# [Challenge]
Please report every line of the listing below that contains the string "Crestock", copying each such line in full. Matches must have the same case.

# [Input]
■ ■ ■ ■ ■ ■ ■
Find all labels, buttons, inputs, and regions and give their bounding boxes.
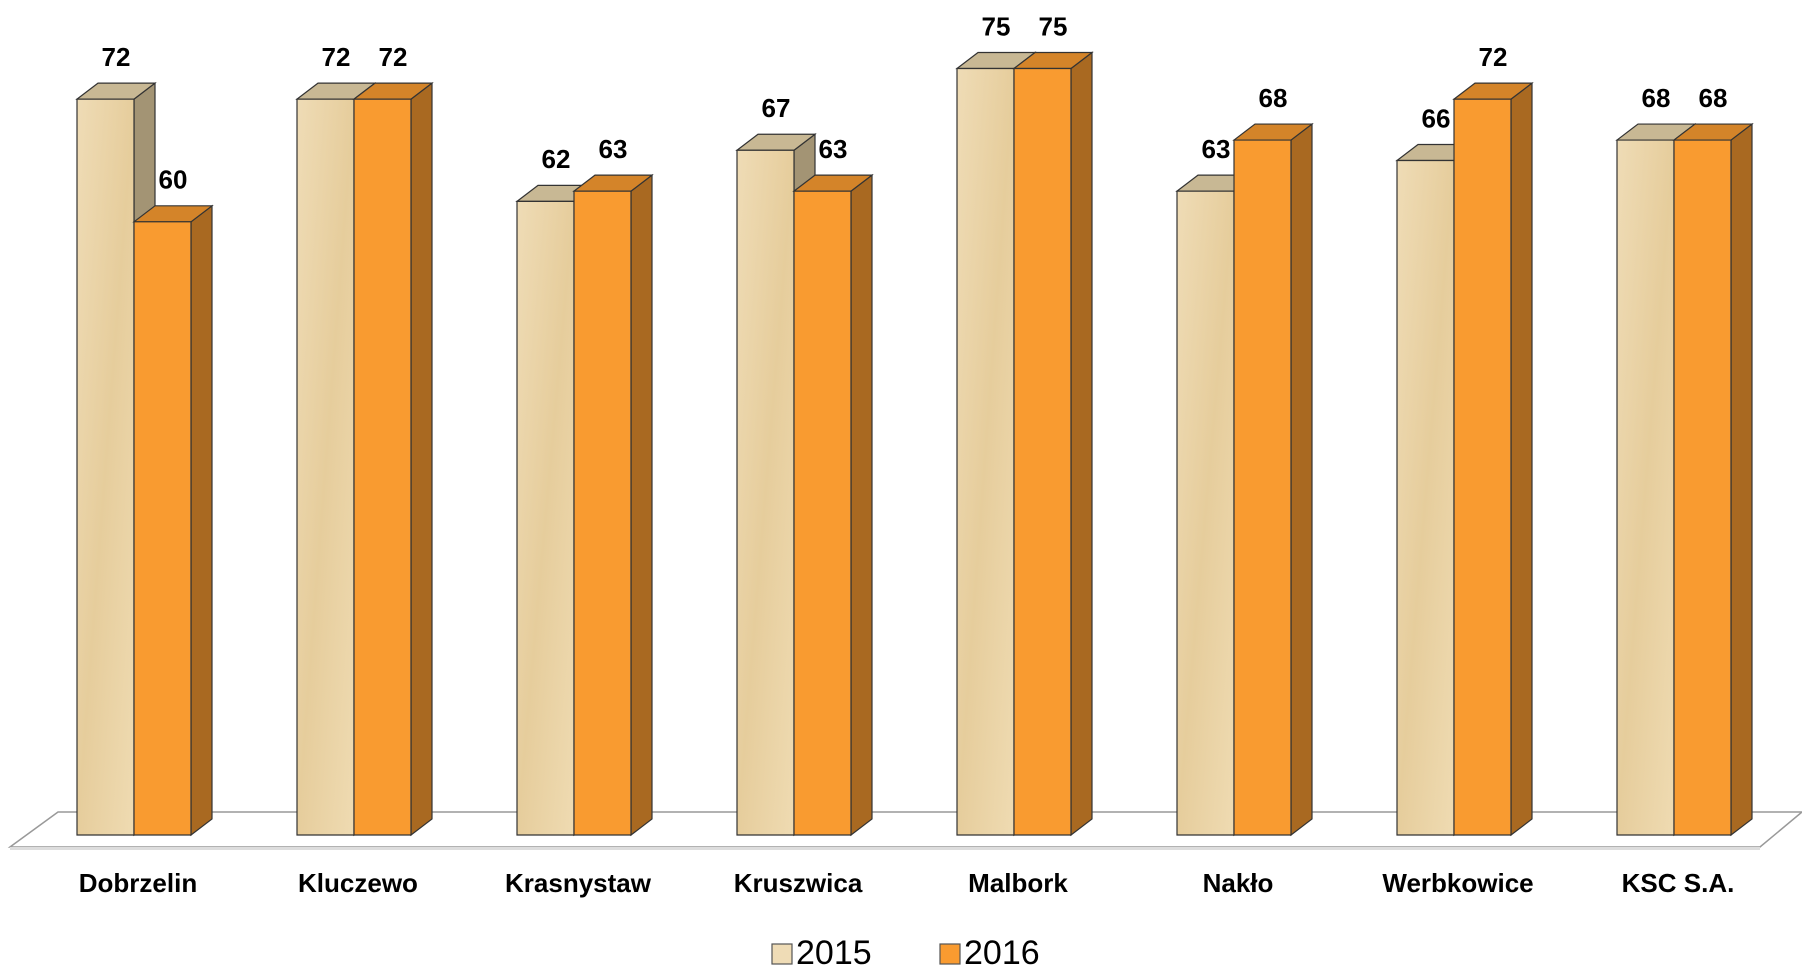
value-label: 68 — [1642, 83, 1671, 113]
bar — [1452, 81, 1534, 837]
value-label: 72 — [1479, 42, 1508, 72]
value-label: 60 — [159, 165, 188, 195]
value-label: 72 — [322, 42, 351, 72]
x-tick-label: Malbork — [968, 868, 1068, 898]
value-label: 63 — [599, 134, 628, 164]
x-tick-label: Krasnystaw — [505, 868, 652, 898]
x-tick-label: Werbkowice — [1382, 868, 1533, 898]
bar — [792, 173, 874, 837]
value-label: 68 — [1699, 83, 1728, 113]
x-tick-label: Nakło — [1203, 868, 1274, 898]
legend-label: 2016 — [964, 934, 1040, 970]
bar — [1012, 51, 1094, 837]
value-label: 66 — [1422, 103, 1451, 133]
bar — [1232, 122, 1314, 837]
bar — [132, 204, 214, 837]
x-tick-label: Kluczewo — [298, 868, 418, 898]
value-label: 72 — [102, 42, 131, 72]
value-label: 63 — [1202, 134, 1231, 164]
value-label: 75 — [1039, 11, 1068, 41]
value-label: 63 — [819, 134, 848, 164]
legend-label: 2015 — [796, 934, 872, 970]
value-label: 62 — [542, 144, 571, 174]
floor — [7, 811, 1802, 848]
floor-front — [10, 847, 1760, 850]
legend-swatch — [771, 943, 793, 965]
value-label: 75 — [982, 11, 1011, 41]
value-label: 72 — [379, 42, 408, 72]
bar — [572, 173, 654, 837]
x-tick-label: Kruszwica — [734, 868, 863, 898]
bar — [352, 81, 434, 837]
x-tick-label: KSC S.A. — [1622, 868, 1735, 898]
value-label: 68 — [1259, 83, 1288, 113]
bar — [1672, 122, 1754, 837]
x-tick-label: Dobrzelin — [79, 868, 197, 898]
value-label: 67 — [762, 93, 791, 123]
legend-swatch — [939, 943, 961, 965]
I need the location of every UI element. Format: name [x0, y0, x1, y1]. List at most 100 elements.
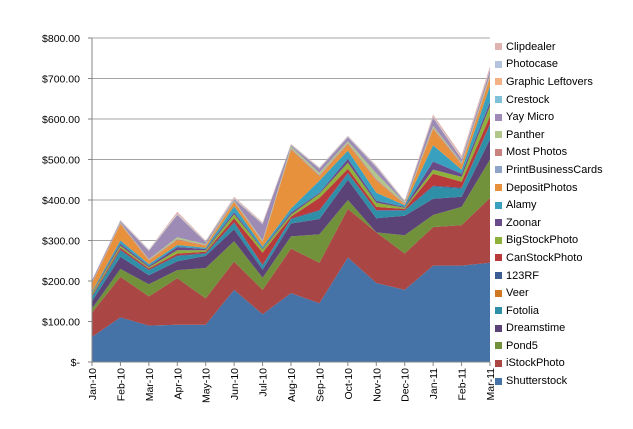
legend-swatch: [495, 96, 502, 104]
x-tick-label: Nov-10: [371, 368, 383, 402]
legend-item-pond5: Pond5: [495, 337, 631, 355]
legend-swatch: [495, 201, 502, 209]
legend-item-printbusinesscards: PrintBusinessCards: [495, 161, 631, 179]
legend-item-depositphotos: DepositPhotos: [495, 179, 631, 197]
area-shutterstock: [92, 257, 490, 362]
x-tick-label: Dec-10: [400, 368, 412, 402]
legend-item-canstockphoto: CanStockPhoto: [495, 249, 631, 267]
legend-swatch: [495, 254, 502, 262]
legend-label: PrintBusinessCards: [506, 163, 603, 176]
area-bigstockphoto: [92, 106, 490, 296]
x-tick-label: Sep-10: [314, 368, 326, 402]
legend-swatch: [495, 78, 502, 86]
area-depositphotos: [92, 77, 490, 292]
y-tick-label: $700.00: [42, 74, 80, 86]
x-tick-label: Aug-10: [286, 368, 298, 402]
legend-item-most-photos: Most Photos: [495, 144, 631, 162]
area-dreamstime: [92, 139, 490, 309]
legend-item-clipdealer: Clipdealer: [495, 38, 631, 56]
legend-swatch: [495, 236, 502, 244]
y-tick-labels: $- $100.00 $200.00 $300.00 $400.00 $500.00 $60…: [42, 33, 80, 369]
legend-item-graphic-leftovers: Graphic Leftovers: [495, 73, 631, 91]
area-photocase: [92, 69, 490, 281]
legend-swatch: [495, 166, 502, 174]
legend-swatch: [495, 219, 502, 227]
y-tick-label: $200.00: [42, 276, 80, 288]
legend-swatch: [495, 289, 502, 297]
y-tick-label: $400.00: [42, 195, 80, 207]
legend-label: Photocase: [506, 58, 558, 71]
legend-swatch: [495, 43, 502, 51]
legend-item-istockphoto: iStockPhoto: [495, 355, 631, 373]
y-tick-label: $800.00: [42, 33, 80, 45]
x-tick-label: Oct-10: [343, 368, 355, 400]
legend-item-crestock: Crestock: [495, 91, 631, 109]
legend-label: Dreamstime: [506, 322, 566, 335]
legend-label: CanStockPhoto: [506, 251, 583, 264]
legend-swatch: [495, 60, 502, 68]
legend-label: Pond5: [506, 339, 538, 352]
legend-item-shutterstock: Shutterstock: [495, 372, 631, 390]
x-tick-label: Mar-10: [144, 368, 156, 401]
legend-label: iStockPhoto: [506, 357, 565, 370]
x-tick-label: Jan-10: [87, 368, 99, 400]
x-tick-labels: Jan-10 Feb-10 Mar-10 Apr-10 May-10 Jun-10 Jul-…: [87, 368, 497, 403]
area-clipdealer: [92, 66, 490, 281]
y-tick-label: $300.00: [42, 236, 80, 248]
area-istockphoto: [92, 198, 490, 337]
legend-label: 123RF: [506, 269, 540, 282]
area-yay-micro: [92, 70, 490, 283]
legend-item-panther: Panther: [495, 126, 631, 144]
x-tick-label: Feb-10: [115, 368, 127, 401]
legend: Clipdealer Photocase Graphic Leftovers Cres…: [495, 38, 631, 390]
legend-swatch: [495, 359, 502, 367]
x-tick-label: Jun-10: [229, 368, 241, 400]
legend-swatch: [495, 324, 502, 332]
legend-swatch: [495, 148, 502, 156]
legend-swatch: [495, 184, 502, 192]
legend-swatch: [495, 307, 502, 315]
legend-label: BigStockPhoto: [506, 234, 579, 247]
legend-swatch: [495, 377, 502, 385]
legend-item-fotolia: Fotolia: [495, 302, 631, 320]
legend-item-yay-micro: Yay Micro: [495, 108, 631, 126]
legend-label: Yay Micro: [506, 111, 555, 124]
legend-label: Panther: [506, 128, 545, 141]
y-tick-label: $100.00: [42, 317, 80, 329]
legend-label: Veer: [506, 287, 529, 300]
area-pond5: [92, 159, 490, 313]
area-fotolia: [92, 125, 490, 302]
legend-item-bigstockphoto: BigStockPhoto: [495, 232, 631, 250]
x-tick-label: Jul-10: [258, 368, 270, 397]
legend-label: Crestock: [506, 93, 550, 106]
legend-swatch: [495, 113, 502, 121]
legend-item-photocase: Photocase: [495, 56, 631, 74]
legend-label: Zoonar: [506, 216, 541, 229]
axes: [88, 37, 491, 366]
legend-label: Most Photos: [506, 146, 568, 159]
legend-item-zoonar: Zoonar: [495, 214, 631, 232]
legend-label: Graphic Leftovers: [506, 75, 593, 88]
legend-item-dreamstime: Dreamstime: [495, 320, 631, 338]
legend-label: Fotolia: [506, 304, 540, 317]
legend-swatch: [495, 272, 502, 280]
legend-label: Alamy: [506, 199, 537, 212]
legend-item-123rf: 123RF: [495, 267, 631, 285]
x-tick-label: Feb-11: [457, 368, 469, 401]
legend-label: Clipdealer: [506, 40, 556, 53]
y-tick-label: $-: [71, 357, 81, 369]
legend-swatch: [495, 131, 502, 139]
y-tick-label: $600.00: [42, 114, 80, 126]
legend-label: DepositPhotos: [506, 181, 578, 194]
x-tick-label: May-10: [201, 368, 213, 403]
x-tick-label: Apr-10: [172, 368, 184, 400]
legend-item-alamy: Alamy: [495, 196, 631, 214]
area-series-group: [92, 66, 490, 362]
legend-swatch: [495, 342, 502, 350]
legend-item-veer: Veer: [495, 284, 631, 302]
y-tick-label: $500.00: [42, 155, 80, 167]
legend-label: Shutterstock: [506, 375, 568, 388]
x-tick-label: Mar-11: [485, 368, 497, 401]
x-tick-label: Jan-11: [428, 368, 440, 399]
■ ■ ■ ■ ■ ■ ■
# [Exercise solution]
legend-item-crestock: Crestock: [495, 91, 631, 109]
legend-label: Crestock: [506, 93, 550, 106]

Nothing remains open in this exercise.